* START PROVIDED DATA *

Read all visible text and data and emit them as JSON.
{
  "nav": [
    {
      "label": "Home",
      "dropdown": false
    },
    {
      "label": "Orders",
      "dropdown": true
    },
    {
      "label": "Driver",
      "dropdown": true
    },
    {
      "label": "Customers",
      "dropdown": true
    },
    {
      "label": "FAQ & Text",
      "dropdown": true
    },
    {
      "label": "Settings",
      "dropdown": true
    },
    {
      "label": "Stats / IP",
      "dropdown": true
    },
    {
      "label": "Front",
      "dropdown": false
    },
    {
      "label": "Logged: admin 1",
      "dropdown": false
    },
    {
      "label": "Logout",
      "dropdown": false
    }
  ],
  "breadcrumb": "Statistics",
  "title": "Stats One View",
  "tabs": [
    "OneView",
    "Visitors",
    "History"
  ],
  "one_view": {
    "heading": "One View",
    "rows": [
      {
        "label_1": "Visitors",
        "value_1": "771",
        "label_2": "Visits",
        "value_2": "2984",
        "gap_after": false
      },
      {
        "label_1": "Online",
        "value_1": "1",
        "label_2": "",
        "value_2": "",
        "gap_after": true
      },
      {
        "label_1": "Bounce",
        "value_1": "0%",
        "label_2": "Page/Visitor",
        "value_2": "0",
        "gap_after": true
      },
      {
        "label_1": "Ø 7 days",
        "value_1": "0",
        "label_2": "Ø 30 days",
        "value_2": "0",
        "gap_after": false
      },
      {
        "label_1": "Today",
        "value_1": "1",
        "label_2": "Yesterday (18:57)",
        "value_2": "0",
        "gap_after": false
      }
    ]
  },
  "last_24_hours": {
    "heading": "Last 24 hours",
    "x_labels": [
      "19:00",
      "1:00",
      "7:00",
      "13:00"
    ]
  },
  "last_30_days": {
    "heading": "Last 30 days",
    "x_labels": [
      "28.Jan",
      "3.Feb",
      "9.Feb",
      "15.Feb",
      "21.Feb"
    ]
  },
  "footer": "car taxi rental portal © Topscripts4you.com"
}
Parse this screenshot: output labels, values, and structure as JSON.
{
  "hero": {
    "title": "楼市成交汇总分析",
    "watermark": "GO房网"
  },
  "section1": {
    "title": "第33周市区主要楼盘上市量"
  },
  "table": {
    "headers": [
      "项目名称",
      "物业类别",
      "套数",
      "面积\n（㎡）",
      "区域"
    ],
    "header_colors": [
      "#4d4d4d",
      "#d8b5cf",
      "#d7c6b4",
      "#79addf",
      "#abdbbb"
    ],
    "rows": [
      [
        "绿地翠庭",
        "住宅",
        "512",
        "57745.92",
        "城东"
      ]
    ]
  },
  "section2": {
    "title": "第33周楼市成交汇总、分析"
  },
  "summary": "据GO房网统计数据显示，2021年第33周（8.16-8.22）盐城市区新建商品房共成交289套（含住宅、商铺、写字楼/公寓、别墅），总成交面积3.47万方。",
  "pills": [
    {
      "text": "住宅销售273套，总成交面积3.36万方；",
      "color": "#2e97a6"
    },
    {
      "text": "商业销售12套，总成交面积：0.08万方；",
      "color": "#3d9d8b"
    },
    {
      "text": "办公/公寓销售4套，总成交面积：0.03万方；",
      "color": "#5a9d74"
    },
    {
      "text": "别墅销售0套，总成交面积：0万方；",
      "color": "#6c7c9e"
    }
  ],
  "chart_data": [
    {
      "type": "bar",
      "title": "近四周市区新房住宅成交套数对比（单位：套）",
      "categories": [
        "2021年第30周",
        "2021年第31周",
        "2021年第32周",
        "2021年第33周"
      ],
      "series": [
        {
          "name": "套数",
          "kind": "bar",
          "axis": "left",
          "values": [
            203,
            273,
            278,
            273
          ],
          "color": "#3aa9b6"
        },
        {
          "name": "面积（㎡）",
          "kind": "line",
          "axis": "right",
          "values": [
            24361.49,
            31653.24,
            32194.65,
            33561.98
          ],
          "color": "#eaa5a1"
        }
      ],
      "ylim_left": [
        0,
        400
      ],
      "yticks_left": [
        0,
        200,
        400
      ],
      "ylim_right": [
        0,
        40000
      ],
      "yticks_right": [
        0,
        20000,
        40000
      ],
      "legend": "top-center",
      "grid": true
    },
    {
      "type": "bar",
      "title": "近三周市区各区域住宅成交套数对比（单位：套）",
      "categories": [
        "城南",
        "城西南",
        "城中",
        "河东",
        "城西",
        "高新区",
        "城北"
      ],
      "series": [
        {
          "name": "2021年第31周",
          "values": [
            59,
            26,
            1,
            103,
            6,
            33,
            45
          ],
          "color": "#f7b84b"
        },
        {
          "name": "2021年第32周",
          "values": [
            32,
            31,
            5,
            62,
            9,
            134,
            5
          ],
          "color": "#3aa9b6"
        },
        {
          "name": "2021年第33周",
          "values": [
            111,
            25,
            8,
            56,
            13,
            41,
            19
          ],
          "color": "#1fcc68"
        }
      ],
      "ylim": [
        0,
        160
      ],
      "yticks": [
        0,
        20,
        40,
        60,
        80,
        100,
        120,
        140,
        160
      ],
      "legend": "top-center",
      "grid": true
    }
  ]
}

* END PROVIDED DATA *

**DO THIS:** Among the entries above, how many lines hold the string "heading"? Respond with nothing but the number.

**ANSWER TO THE TASK:** 3